Instruction — Determine how many lines contain the string "zōng" and reply with that number alone.

━━━━━━━━━━━━━━━━━━━━

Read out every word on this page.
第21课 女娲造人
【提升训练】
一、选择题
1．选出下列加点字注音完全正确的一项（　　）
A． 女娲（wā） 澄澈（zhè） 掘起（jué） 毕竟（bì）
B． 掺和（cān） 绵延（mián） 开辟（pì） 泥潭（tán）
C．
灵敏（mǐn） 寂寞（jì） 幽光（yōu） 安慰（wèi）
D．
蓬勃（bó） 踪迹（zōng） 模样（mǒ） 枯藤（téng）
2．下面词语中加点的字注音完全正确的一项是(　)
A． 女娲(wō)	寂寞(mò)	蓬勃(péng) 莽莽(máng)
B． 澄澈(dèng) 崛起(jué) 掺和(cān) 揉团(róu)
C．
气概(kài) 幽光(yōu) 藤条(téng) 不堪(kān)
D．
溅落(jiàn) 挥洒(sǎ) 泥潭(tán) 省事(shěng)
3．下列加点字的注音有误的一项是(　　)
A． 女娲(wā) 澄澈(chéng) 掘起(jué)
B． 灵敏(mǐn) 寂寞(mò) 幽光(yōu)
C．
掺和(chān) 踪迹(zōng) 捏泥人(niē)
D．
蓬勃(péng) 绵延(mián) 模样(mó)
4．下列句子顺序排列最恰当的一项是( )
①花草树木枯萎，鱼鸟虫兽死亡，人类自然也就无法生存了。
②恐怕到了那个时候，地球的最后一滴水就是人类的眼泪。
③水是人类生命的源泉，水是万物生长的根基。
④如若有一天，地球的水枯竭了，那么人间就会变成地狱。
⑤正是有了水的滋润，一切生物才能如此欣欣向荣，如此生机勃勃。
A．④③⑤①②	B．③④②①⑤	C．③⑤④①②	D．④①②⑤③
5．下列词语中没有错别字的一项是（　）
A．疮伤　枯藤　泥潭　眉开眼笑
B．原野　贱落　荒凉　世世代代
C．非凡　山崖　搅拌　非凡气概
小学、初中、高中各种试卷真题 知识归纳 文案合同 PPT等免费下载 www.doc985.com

━━━━━━━━━━━━━━━━━━━━

Reply — 2